# WHAT TO PRODUCE:
Pull out every line below that contains the word "Staff".

* BEGIN DATA SHOWN *

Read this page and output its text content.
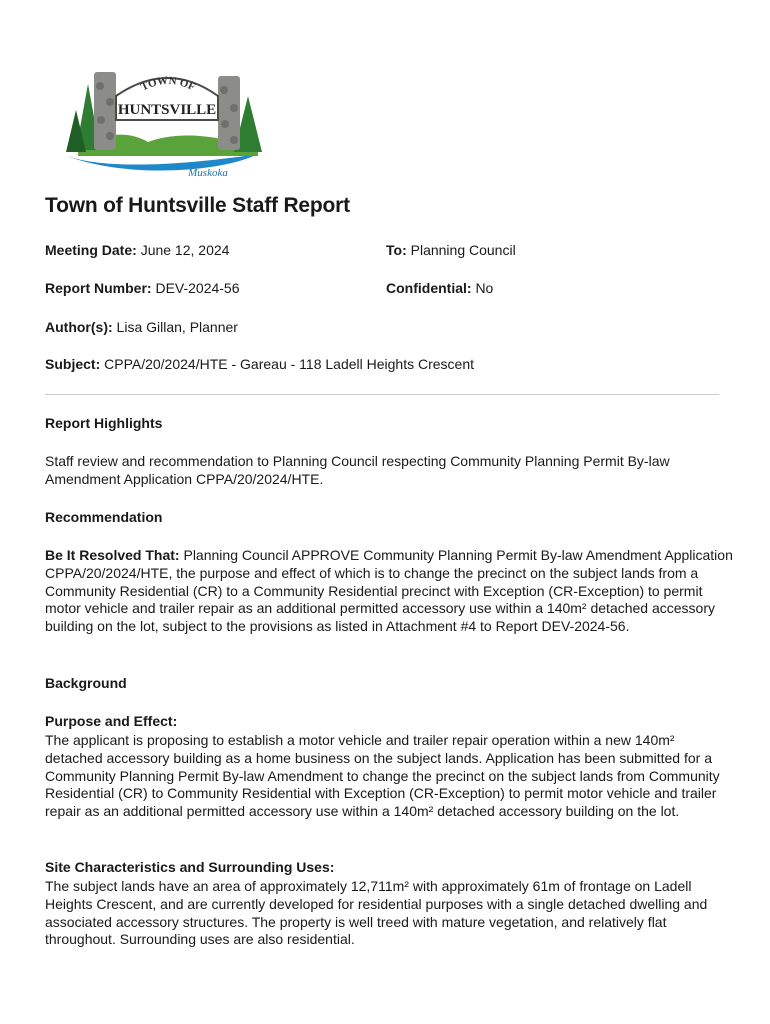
TOWN OF
HUNTSVILLE
Muskoka
Town of Huntsville Staff Report
Meeting Date: June 12, 2024	To: Planning Council
Report Number: DEV-2024-56	Confidential: No
Author(s): Lisa Gillan, Planner
Subject: CPPA/20/2024/HTE - Gareau - 118 Ladell Heights Crescent
Report Highlights

Staff review and recommendation to Planning Council respecting Community Planning Permit By-law Amendment Application CPPA/20/2024/HTE.

Recommendation

Be It Resolved That: Planning Council APPROVE Community Planning Permit By-law Amendment Application CPPA/20/2024/HTE, the purpose and effect of which is to change the precinct on the subject lands from a Community Residential (CR) to a Community Residential precinct with Exception (CR-Exception) to permit motor vehicle and trailer repair as an additional permitted accessory use within a 140m² detached accessory building on the lot, subject to the provisions as listed in Attachment #4 to Report DEV-2024-56.

Background
Purpose and Effect:

The applicant is proposing to establish a motor vehicle and trailer repair operation within a new 140m² detached accessory building as a home business on the subject lands. Application has been submitted for a Community Planning Permit By-law Amendment to change the precinct on the subject lands from Community Residential (CR) to Community Residential with Exception (CR-Exception) to permit motor vehicle and trailer repair as an additional permitted accessory use within a 140m² detached accessory building on the lot.

Site Characteristics and Surrounding Uses:

The subject lands have an area of approximately 12,711m² with approximately 61m of frontage on Ladell Heights Crescent, and are currently developed for residential purposes with a single detached dwelling and associated accessory structures. The property is well treed with mature vegetation, and relatively flat throughout. Surrounding uses are also residential.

* END DATA SHOWN *

# RESPONSE TO THIS TASK:
Town of Huntsville Staff Report
Staff review and recommendation to Planning Council respecting Community Planning Permit By-law Amendment Application CPPA/20/2024/HTE.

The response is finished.